**Data provided:**

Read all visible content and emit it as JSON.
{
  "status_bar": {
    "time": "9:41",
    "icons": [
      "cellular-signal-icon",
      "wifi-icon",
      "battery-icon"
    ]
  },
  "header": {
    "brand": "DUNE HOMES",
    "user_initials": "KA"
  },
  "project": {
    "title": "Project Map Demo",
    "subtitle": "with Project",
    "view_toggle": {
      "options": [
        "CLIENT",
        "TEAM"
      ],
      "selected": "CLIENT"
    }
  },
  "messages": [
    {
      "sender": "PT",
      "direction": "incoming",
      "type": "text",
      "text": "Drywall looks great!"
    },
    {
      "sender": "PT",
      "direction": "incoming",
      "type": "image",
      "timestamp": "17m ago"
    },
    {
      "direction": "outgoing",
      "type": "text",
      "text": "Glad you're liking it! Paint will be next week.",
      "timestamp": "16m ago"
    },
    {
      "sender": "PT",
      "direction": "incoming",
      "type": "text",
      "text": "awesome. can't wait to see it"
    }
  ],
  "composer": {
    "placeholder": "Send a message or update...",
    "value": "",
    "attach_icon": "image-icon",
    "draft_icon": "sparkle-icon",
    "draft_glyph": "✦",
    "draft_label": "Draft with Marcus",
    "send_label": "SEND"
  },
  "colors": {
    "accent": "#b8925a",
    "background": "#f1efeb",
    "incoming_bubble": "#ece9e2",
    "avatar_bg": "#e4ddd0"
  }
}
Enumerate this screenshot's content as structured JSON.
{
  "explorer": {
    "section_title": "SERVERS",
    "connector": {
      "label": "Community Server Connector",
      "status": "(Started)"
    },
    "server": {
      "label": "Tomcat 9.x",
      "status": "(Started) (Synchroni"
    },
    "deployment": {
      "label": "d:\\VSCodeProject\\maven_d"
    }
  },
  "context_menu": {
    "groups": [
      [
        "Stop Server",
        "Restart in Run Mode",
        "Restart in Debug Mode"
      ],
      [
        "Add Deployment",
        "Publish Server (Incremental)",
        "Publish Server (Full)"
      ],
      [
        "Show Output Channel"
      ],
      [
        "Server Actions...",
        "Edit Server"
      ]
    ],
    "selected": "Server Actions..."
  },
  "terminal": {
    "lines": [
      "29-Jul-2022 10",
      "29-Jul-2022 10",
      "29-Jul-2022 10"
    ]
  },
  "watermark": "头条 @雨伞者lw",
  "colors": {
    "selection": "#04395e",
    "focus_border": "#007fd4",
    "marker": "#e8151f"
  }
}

**Requirement:**
Extract all of the data shown above without alteration.

**Solution to the problem:**
Read all visible content and emit it as JSON.
{
  "status_bar": {
    "time": "9:41",
    "icons": [
      "cellular-signal-icon",
      "wifi-icon",
      "battery-icon"
    ]
  },
  "header": {
    "brand": "DUNE HOMES",
    "user_initials": "KA"
  },
  "project": {
    "title": "Project Map Demo",
    "subtitle": "with Project",
    "view_toggle": {
      "options": [
        "CLIENT",
        "TEAM"
      ],
      "selected": "CLIENT"
    }
  },
  "messages": [
    {
      "sender": "PT",
      "direction": "incoming",
      "type": "text",
      "text": "Drywall looks great!"
    },
    {
      "sender": "PT",
      "direction": "incoming",
      "type": "image",
      "timestamp": "17m ago"
    },
    {
      "direction": "outgoing",
      "type": "text",
      "text": "Glad you're liking it! Paint will be next week.",
      "timestamp": "16m ago"
    },
    {
      "sender": "PT",
      "direction": "incoming",
      "type": "text",
      "text": "awesome. can't wait to see it"
    }
  ],
  "composer": {
    "placeholder": "Send a message or update...",
    "value": "",
    "attach_icon": "image-icon",
    "draft_icon": "sparkle-icon",
    "draft_glyph": "✦",
    "draft_label": "Draft with Marcus",
    "send_label": "SEND"
  },
  "colors": {
    "accent": "#b8925a",
    "background": "#f1efeb",
    "incoming_bubble": "#ece9e2",
    "avatar_bg": "#e4ddd0"
  }
}
Enumerate this screenshot's content as structured JSON.
{
  "explorer": {
    "section_title": "SERVERS",
    "connector": {
      "label": "Community Server Connector",
      "status": "(Started)"
    },
    "server": {
      "label": "Tomcat 9.x",
      "status": "(Started) (Synchroni"
    },
    "deployment": {
      "label": "d:\\VSCodeProject\\maven_d"
    }
  },
  "context_menu": {
    "groups": [
      [
        "Stop Server",
        "Restart in Run Mode",
        "Restart in Debug Mode"
      ],
      [
        "Add Deployment",
        "Publish Server (Incremental)",
        "Publish Server (Full)"
      ],
      [
        "Show Output Channel"
      ],
      [
        "Server Actions...",
        "Edit Server"
      ]
    ],
    "selected": "Server Actions..."
  },
  "terminal": {
    "lines": [
      "29-Jul-2022 10",
      "29-Jul-2022 10",
      "29-Jul-2022 10"
    ]
  },
  "watermark": "头条 @雨伞者lw",
  "colors": {
    "selection": "#04395e",
    "focus_border": "#007fd4",
    "marker": "#e8151f"
  }
}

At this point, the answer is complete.